# [The problem]
Extract from the listing each line in which the word "percentage" appears.

[START Extracted information]

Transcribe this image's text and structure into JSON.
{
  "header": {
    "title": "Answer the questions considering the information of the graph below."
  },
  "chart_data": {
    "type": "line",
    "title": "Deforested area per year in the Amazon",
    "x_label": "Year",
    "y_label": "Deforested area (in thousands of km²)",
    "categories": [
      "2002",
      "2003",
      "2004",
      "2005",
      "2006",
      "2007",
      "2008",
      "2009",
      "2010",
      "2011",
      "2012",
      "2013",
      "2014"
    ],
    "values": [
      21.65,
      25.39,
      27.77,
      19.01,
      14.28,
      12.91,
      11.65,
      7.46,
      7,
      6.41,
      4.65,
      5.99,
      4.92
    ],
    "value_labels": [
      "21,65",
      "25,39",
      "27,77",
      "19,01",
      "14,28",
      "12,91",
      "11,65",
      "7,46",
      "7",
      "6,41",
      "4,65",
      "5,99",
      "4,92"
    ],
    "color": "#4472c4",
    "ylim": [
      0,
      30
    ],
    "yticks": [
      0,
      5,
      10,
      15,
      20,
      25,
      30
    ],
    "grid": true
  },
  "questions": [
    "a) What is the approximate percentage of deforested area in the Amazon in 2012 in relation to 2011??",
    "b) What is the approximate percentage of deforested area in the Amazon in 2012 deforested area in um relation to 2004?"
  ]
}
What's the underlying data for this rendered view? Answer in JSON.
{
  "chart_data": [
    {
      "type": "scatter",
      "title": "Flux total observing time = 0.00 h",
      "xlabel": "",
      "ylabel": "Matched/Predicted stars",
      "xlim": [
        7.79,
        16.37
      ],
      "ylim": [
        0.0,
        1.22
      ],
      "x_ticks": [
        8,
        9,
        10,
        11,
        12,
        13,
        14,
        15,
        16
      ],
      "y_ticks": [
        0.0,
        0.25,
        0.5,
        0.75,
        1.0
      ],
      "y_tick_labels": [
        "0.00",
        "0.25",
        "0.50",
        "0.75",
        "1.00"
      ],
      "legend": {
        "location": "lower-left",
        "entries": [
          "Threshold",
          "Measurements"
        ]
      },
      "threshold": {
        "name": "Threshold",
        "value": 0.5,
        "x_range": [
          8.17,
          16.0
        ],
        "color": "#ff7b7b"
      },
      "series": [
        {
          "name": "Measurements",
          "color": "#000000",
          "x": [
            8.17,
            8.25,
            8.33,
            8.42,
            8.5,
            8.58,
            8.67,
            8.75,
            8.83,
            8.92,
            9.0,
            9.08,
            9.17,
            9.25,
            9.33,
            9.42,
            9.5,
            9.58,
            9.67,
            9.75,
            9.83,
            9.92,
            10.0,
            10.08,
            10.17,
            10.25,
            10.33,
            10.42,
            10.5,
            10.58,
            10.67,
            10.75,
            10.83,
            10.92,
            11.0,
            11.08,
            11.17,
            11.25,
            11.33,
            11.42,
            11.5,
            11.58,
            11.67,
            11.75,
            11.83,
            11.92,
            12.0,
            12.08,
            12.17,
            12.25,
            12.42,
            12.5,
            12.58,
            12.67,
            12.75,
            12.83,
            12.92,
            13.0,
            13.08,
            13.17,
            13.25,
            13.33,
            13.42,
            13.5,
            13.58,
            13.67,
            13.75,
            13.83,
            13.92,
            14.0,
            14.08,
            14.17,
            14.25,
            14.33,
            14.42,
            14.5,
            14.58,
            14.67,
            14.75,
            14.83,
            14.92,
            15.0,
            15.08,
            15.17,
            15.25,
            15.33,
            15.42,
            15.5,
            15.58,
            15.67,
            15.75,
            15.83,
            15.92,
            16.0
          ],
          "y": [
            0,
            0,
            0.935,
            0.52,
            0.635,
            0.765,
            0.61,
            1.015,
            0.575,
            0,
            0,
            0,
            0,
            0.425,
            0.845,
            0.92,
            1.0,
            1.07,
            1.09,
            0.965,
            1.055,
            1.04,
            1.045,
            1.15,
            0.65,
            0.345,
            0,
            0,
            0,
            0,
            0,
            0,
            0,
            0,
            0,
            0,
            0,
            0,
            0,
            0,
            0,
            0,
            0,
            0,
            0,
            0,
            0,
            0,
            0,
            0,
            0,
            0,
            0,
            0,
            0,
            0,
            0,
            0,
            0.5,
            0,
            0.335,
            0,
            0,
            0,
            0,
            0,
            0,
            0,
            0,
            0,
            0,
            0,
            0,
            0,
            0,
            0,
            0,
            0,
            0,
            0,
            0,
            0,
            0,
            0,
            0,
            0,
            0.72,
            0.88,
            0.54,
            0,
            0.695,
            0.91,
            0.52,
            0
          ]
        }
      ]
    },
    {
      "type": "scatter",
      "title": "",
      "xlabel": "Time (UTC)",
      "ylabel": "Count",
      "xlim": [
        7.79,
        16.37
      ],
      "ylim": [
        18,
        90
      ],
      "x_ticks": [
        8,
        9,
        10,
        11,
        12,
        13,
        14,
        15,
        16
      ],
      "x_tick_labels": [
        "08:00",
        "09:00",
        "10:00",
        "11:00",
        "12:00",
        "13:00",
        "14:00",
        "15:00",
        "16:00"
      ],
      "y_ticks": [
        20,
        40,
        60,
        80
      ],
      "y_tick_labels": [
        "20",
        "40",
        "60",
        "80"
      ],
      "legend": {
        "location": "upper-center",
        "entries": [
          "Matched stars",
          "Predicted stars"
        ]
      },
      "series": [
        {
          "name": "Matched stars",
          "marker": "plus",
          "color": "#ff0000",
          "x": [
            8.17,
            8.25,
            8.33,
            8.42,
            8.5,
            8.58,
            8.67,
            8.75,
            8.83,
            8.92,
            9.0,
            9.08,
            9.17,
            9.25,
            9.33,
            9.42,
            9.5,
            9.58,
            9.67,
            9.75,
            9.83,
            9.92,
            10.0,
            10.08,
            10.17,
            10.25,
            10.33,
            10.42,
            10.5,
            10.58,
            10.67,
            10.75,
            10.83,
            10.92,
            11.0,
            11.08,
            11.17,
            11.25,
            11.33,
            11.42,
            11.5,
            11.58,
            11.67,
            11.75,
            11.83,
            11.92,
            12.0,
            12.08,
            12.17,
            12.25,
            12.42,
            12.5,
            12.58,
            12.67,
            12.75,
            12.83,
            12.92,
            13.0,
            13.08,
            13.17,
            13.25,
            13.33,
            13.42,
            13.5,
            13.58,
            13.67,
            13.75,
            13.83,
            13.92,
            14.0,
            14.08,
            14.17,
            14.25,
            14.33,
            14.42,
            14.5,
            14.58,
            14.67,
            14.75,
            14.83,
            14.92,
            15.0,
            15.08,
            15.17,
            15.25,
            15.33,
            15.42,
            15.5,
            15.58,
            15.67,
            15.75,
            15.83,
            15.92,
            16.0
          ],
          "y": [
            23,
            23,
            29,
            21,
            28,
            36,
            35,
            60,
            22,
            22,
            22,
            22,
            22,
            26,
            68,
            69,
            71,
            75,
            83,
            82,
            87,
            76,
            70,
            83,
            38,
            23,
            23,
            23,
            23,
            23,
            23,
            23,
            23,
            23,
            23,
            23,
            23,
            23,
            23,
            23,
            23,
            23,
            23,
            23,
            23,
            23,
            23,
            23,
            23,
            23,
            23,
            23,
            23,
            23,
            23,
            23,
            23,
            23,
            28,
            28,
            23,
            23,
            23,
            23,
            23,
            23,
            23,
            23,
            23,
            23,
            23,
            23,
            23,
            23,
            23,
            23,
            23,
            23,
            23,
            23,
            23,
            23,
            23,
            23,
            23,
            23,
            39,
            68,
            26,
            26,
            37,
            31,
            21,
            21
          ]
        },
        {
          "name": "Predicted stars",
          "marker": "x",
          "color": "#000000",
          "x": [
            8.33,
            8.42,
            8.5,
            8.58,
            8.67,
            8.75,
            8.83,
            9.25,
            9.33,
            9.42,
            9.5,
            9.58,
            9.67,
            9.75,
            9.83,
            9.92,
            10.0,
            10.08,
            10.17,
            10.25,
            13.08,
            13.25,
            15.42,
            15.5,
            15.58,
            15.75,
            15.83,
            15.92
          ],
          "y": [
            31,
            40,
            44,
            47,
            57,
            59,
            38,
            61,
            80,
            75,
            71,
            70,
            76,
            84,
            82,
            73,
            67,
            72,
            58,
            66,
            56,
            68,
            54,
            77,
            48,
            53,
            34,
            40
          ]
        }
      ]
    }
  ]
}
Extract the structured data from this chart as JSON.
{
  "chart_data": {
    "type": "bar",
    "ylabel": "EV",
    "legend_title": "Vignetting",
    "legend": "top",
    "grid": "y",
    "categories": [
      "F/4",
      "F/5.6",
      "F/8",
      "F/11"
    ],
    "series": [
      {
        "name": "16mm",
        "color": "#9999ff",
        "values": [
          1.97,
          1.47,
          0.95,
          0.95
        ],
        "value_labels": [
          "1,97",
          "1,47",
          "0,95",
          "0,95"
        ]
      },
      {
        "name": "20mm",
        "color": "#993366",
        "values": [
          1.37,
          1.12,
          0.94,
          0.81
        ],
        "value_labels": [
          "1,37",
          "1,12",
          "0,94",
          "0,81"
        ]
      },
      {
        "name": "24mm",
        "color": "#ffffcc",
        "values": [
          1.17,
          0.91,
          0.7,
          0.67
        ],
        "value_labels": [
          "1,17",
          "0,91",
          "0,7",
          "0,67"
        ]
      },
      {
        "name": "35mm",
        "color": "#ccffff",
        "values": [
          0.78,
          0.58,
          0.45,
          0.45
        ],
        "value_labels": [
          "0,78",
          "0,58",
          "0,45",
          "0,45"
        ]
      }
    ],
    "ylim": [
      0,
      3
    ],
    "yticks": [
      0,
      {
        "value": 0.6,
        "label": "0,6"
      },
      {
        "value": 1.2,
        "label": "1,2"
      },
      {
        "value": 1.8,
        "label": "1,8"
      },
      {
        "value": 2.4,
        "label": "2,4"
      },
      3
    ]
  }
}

[END Extracted information]

# [Problem solution]
    "a) What is the approximate percentage of deforested area in the Amazon in 2012 in relation to 2011??",
    "b) What is the approximate percentage of deforested area in the Amazon in 2012 deforested area in um relation to 2004?"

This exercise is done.